| REQUIRED TASK |
Wherever a line holds the word "Neutrality", copy that line out.

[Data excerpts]
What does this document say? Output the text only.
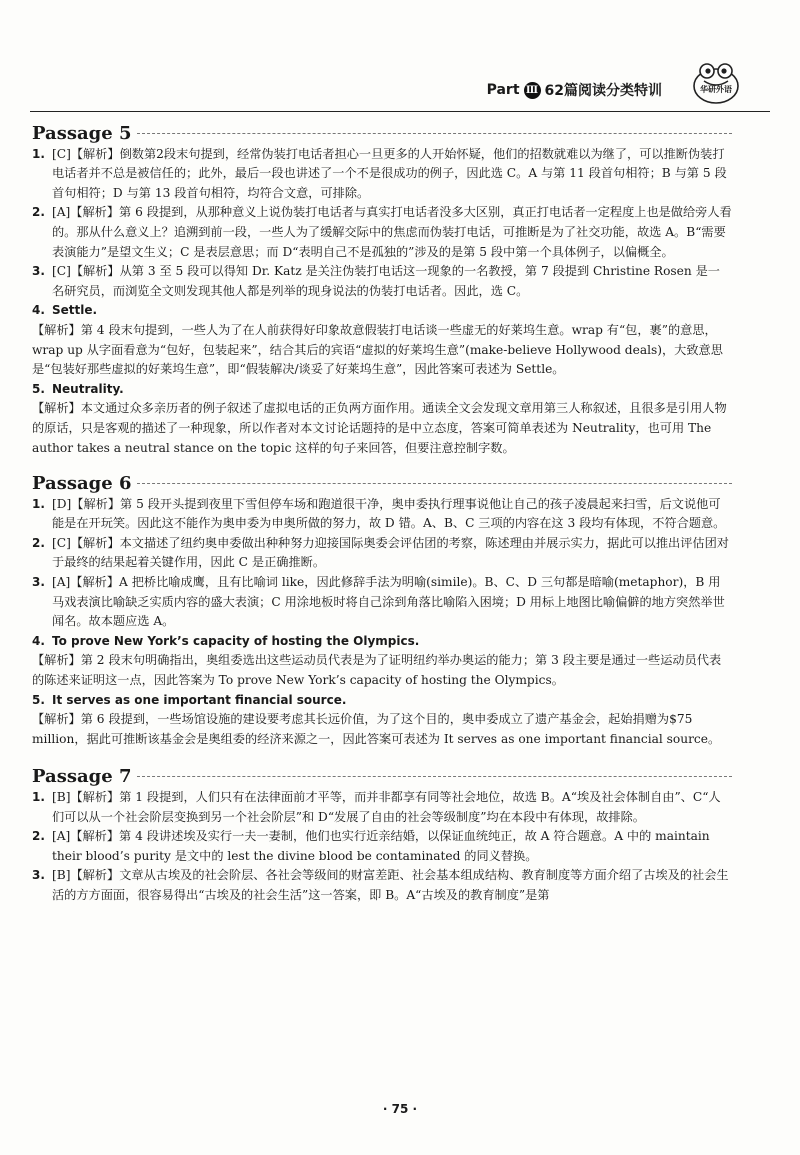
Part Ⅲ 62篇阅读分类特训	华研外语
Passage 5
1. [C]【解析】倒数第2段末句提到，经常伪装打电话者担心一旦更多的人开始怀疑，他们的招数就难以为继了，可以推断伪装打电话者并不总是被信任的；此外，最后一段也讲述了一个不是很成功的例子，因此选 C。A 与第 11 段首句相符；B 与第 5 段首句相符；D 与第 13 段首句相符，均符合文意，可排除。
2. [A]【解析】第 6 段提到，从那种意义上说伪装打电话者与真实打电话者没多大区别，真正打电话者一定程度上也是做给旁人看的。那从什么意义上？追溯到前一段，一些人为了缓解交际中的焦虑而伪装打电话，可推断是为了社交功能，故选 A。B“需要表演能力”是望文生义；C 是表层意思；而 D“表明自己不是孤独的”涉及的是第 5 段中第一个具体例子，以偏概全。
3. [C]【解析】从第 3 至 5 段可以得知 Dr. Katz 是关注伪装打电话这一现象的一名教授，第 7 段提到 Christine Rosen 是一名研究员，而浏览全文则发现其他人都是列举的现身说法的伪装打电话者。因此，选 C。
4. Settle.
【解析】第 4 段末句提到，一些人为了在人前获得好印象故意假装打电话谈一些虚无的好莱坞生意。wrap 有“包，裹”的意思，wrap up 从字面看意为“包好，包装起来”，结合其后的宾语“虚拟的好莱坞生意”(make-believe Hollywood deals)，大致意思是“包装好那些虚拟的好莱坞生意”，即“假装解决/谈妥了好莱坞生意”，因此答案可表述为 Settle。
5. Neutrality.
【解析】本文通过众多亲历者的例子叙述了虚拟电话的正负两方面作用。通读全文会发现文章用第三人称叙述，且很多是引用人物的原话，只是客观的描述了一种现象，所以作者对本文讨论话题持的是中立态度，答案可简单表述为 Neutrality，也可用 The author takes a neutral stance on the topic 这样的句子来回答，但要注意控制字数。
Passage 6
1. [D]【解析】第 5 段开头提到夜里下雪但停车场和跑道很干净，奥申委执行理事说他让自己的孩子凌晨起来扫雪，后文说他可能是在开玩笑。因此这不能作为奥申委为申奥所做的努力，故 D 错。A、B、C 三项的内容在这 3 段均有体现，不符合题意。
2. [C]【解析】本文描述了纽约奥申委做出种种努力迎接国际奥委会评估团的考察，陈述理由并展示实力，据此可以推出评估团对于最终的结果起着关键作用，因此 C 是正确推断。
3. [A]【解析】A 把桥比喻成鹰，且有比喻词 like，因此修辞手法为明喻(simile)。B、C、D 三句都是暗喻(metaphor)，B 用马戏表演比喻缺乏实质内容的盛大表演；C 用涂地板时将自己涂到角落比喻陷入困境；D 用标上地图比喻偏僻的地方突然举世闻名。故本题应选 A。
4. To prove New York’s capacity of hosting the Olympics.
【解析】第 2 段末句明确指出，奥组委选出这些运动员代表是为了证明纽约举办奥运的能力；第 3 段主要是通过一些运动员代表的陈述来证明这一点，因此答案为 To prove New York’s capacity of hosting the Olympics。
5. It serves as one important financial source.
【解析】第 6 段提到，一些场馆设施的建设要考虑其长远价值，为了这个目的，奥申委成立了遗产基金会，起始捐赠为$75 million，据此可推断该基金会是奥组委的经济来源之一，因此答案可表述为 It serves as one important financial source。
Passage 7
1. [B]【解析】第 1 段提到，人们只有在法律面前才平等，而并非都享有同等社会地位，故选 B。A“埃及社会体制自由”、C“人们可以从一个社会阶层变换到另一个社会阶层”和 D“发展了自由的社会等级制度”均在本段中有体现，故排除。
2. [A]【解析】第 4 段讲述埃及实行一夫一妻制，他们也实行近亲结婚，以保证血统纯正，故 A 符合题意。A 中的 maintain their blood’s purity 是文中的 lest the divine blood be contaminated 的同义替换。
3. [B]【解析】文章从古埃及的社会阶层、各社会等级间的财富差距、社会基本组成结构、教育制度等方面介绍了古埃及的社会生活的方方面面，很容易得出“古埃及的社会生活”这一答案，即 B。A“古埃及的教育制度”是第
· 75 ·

| SOLUTION TO THE PROBLEM |
5. Neutrality.
【解析】本文通过众多亲历者的例子叙述了虚拟电话的正负两方面作用。通读全文会发现文章用第三人称叙述，且很多是引用人物的原话，只是客观的描述了一种现象，所以作者对本文讨论话题持的是中立态度，答案可简单表述为 Neutrality，也可用 The author takes a neutral stance on the topic 这样的句子来回答，但要注意控制字数。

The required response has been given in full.